◆ **RECORDED INFORMATION**
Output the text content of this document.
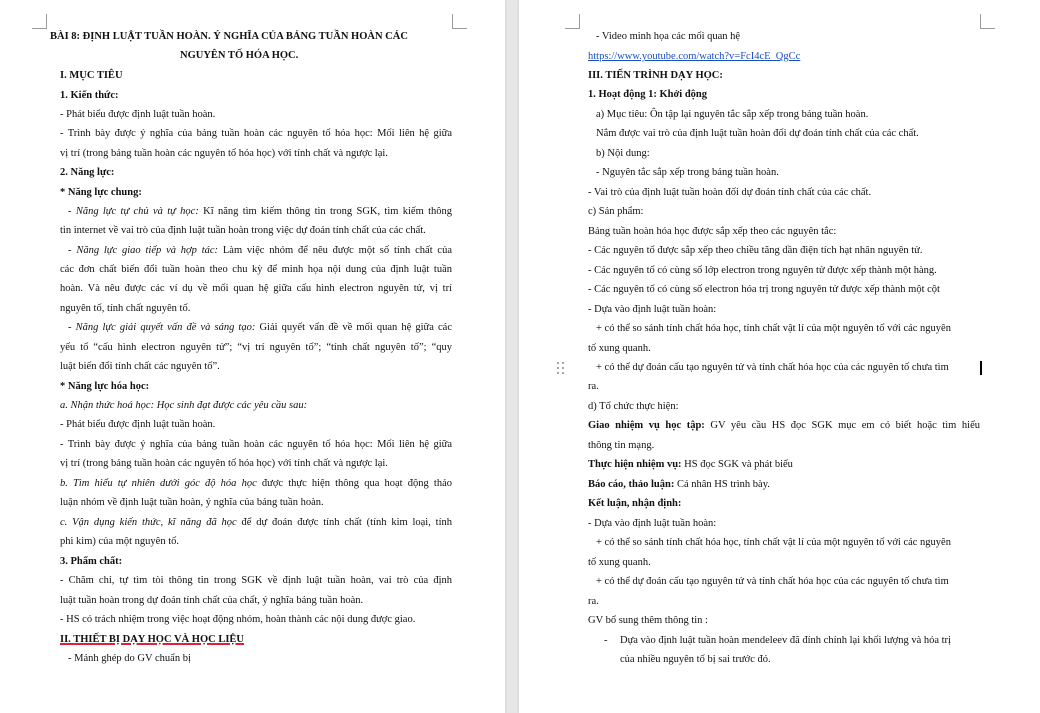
BÀI 8: ĐỊNH LUẬT TUẦN HOÀN. Ý NGHĨA CỦA BẢNG TUẦN HOÀN CÁC
NGUYÊN TỐ HÓA HỌC.
I. MỤC TIÊU
1. Kiến thức:
- Phát biểu được định luật tuần hoàn.
- Trình bày được ý nghĩa của bảng tuần hoàn các nguyên tố hóa học: Mối liên hệ giữa
vị trí (trong bảng tuần hoàn các nguyên tố hóa học) với tính chất và ngược lại.
2. Năng lực:
* Năng lực chung:
- Năng lực tự chủ và tự học: Kĩ năng tìm kiếm thông tin trong SGK, tìm kiếm thông
tin internet về vai trò của định luật tuần hoàn trong việc dự đoán tính chất của các chất.
- Năng lực giao tiếp và hợp tác: Làm việc nhóm để nêu được một số tính chất của
các đơn chất biến đổi tuần hoàn theo chu kỳ để minh họa nội dung của định luật tuần
hoàn. Và nêu được các ví dụ về mối quan hệ giữa cấu hình electron nguyên tử, vị trí
nguyên tố, tính chất nguyên tố.
- Năng lực giải quyết vấn đề và sáng tạo: Giải quyết vấn đề về mối quan hệ giữa các
yếu tố “cấu hình electron nguyên tử”; “vị trí nguyên tố”; “tính chất nguyên tố”; “quy
luật biến đổi tính chất các nguyên tố”.
* Năng lực hóa học:
a. Nhận thức hoá học: Học sinh đạt được các yêu cầu sau:
- Phát biểu được định luật tuần hoàn.
- Trình bày được ý nghĩa của bảng tuần hoàn các nguyên tố hóa học: Mối liên hệ giữa
vị trí (trong bảng tuần hoàn các nguyên tố hóa học) với tính chất và ngược lại.
b. Tìm hiểu tự nhiên dưới góc độ hóa học được thực hiện thông qua hoạt động thảo
luận nhóm về định luật tuần hoàn, ý nghĩa của bảng tuần hoàn.
c. Vận dụng kiến thức, kĩ năng đã học để dự đoán được tính chất (tính kim loại, tính
phi kim) của một nguyên tố.
3. Phẩm chất:
- Chăm chỉ, tự tìm tòi thông tin trong SGK về định luật tuần hoàn, vai trò của định
luật tuần hoàn trong dự đoán tính chất của chất, ý nghĩa bảng tuần hoàn.
- HS có trách nhiệm trong việc hoạt động nhóm, hoàn thành các nội dung được giao.
II. THIẾT BỊ DẠY HỌC VÀ HỌC LIỆU
- Mảnh ghép do GV chuẩn bị
- Video minh họa các mối quan hệ
https://www.youtube.com/watch?v=FcI4cE_QgCc
III. TIẾN TRÌNH DẠY HỌC:
1. Hoạt động 1: Khởi động
a) Mục tiêu: Ôn tập lại nguyên tắc sắp xếp trong bảng tuần hoàn.
Nắm được vai trò của định luật tuần hoàn đối dự đoán tính chất của các chất.
b) Nội dung:
- Nguyên tắc sắp xếp trong bảng tuần hoàn.
- Vai trò của định luật tuần hoàn đối dự đoán tính chất của các chất.
c) Sản phẩm:
Bảng tuần hoàn hóa học được sắp xếp theo các nguyên tắc:
- Các nguyên tố được sắp xếp theo chiều tăng dần điện tích hạt nhân nguyên tử.
- Các nguyên tố có cùng số lớp electron trong nguyên tử được xếp thành một hàng.
- Các nguyên tố có cùng số electron hóa trị trong nguyên tử được xếp thành một cột
- Dựa vào định luật tuần hoàn:
+ có thể so sánh tính chất hóa học, tính chất vật lí của một nguyên tố với các nguyên
tố xung quanh.
+ có thể dự đoán cấu tạo nguyên tử và tính chất hóa học của các nguyên tố chưa tìm
ra.
d) Tổ chức thực hiện:
Giao nhiệm vụ học tập: GV yêu cầu HS đọc SGK mục em có biết hoặc tìm hiểu
thông tin mạng.
Thực hiện nhiệm vụ: HS đọc SGK và phát biểu
Báo cáo, thảo luận: Cá nhân HS trình bày.
Kết luận, nhận định:
- Dựa vào định luật tuần hoàn:
+ có thể so sánh tính chất hóa học, tính chất vật lí của một nguyên tố với các nguyên
tố xung quanh.
+ có thể dự đoán cấu tạo nguyên tử và tính chất hóa học của các nguyên tố chưa tìm
ra.
GV bổ sung thêm thông tin :
- Dựa vào định luật tuần hoàn mendeleev đã đính chính lại khối lượng và hóa trị
của nhiều nguyên tố bị sai trước đó.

◆ **WHAT TO WORK ON**
Isolate the lines that hold the word "electron" and copy all of them.

◆ **RESULT OF THE EXERCISE**
hoàn. Và nêu được các ví dụ về mối quan hệ giữa cấu hình electron nguyên tử, vị trí
yếu tố “cấu hình electron nguyên tử”; “vị trí nguyên tố”; “tính chất nguyên tố”; “quy
- Các nguyên tố có cùng số lớp electron trong nguyên tử được xếp thành một hàng.
- Các nguyên tố có cùng số electron hóa trị trong nguyên tử được xếp thành một cột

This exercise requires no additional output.